Data in this exercise ▸
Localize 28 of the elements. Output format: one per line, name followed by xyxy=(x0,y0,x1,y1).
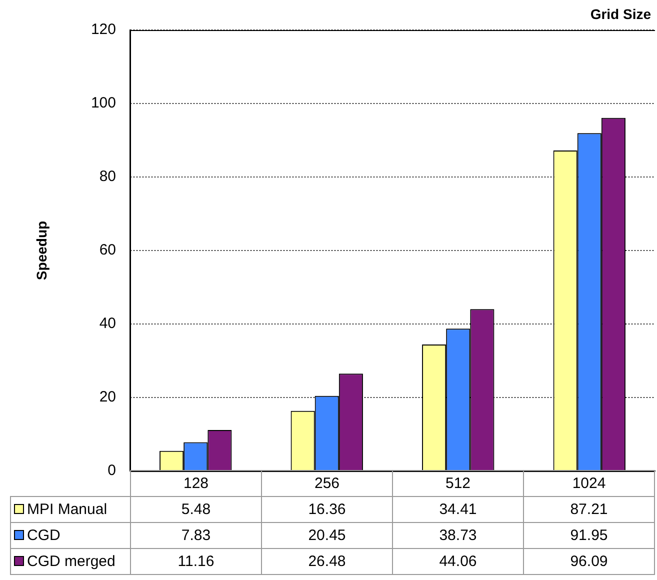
legend-label: MPI Manual xyxy=(10,496,130,522)
x-axis-title: Grid Size xyxy=(590,6,651,22)
data-label: 96.09 xyxy=(524,548,654,574)
y-tick-label: 100 xyxy=(90,94,116,112)
x-tick-label: 128 xyxy=(130,470,262,496)
y-tick-label: 0 xyxy=(108,462,116,480)
x-tick-label: 1024 xyxy=(524,470,654,496)
data-label: 5.48 xyxy=(130,496,262,522)
x-tick-label: 256 xyxy=(262,470,392,496)
data-label: 91.95 xyxy=(524,522,654,548)
y-tick-label: 80 xyxy=(99,168,116,186)
y-tick-label: 120 xyxy=(90,21,116,38)
data-label: 16.36 xyxy=(262,496,392,522)
legend-label: CGD xyxy=(10,522,130,548)
data-label: 11.16 xyxy=(130,548,262,574)
y-tick-label: 60 xyxy=(99,242,116,259)
data-label: 87.21 xyxy=(524,496,654,522)
data-label: 20.45 xyxy=(262,522,392,548)
legend-label: CGD merged xyxy=(10,548,130,574)
y-tick-label: 40 xyxy=(99,315,116,332)
data-label: 38.73 xyxy=(392,522,524,548)
y-axis-title: Speedup xyxy=(33,220,50,280)
data-label: 44.06 xyxy=(392,548,524,574)
data-label: 26.48 xyxy=(262,548,392,574)
data-label: 34.41 xyxy=(392,496,524,522)
data-label: 7.83 xyxy=(130,522,262,548)
x-tick-label: 512 xyxy=(392,470,524,496)
y-tick-label: 20 xyxy=(99,388,116,406)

Task to complete ▸ Turn the items above into a numbered list with no blank lines, and leave the pictures out.

Response ▸
1. Localize 28 of the elements. Output format: one per line, name followed by xyxy=(x0,y0,x1,y1).
2. legend-label: MPI Manual xyxy=(10,496,130,522)
3. x-axis-title: Grid Size xyxy=(590,6,651,22)
4. data-label: 96.09 xyxy=(524,548,654,574)
5. y-tick-label: 100 xyxy=(90,94,116,112)
6. x-tick-label: 128 xyxy=(130,470,262,496)
7. y-tick-label: 0 xyxy=(108,462,116,480)
8. x-tick-label: 1024 xyxy=(524,470,654,496)
9. data-label: 5.48 xyxy=(130,496,262,522)
10. x-tick-label: 256 xyxy=(262,470,392,496)
11. data-label: 91.95 xyxy=(524,522,654,548)
12. y-tick-label: 80 xyxy=(99,168,116,186)
13. y-tick-label: 120 xyxy=(90,21,116,38)
14. data-label: 16.36 xyxy=(262,496,392,522)
15. legend-label: CGD xyxy=(10,522,130,548)
16. data-label: 11.16 xyxy=(130,548,262,574)
17. y-tick-label: 60 xyxy=(99,242,116,259)
18. data-label: 87.21 xyxy=(524,496,654,522)
19. data-label: 20.45 xyxy=(262,522,392,548)
20. legend-label: CGD merged xyxy=(10,548,130,574)
21. y-tick-label: 40 xyxy=(99,315,116,332)
22. data-label: 38.73 xyxy=(392,522,524,548)
23. y-axis-title: Speedup xyxy=(33,220,50,280)
24. data-label: 44.06 xyxy=(392,548,524,574)
25. data-label: 26.48 xyxy=(262,548,392,574)
26. data-label: 34.41 xyxy=(392,496,524,522)
27. data-label: 7.83 xyxy=(130,522,262,548)
28. x-tick-label: 512 xyxy=(392,470,524,496)
29. y-tick-label: 20 xyxy=(99,388,116,406)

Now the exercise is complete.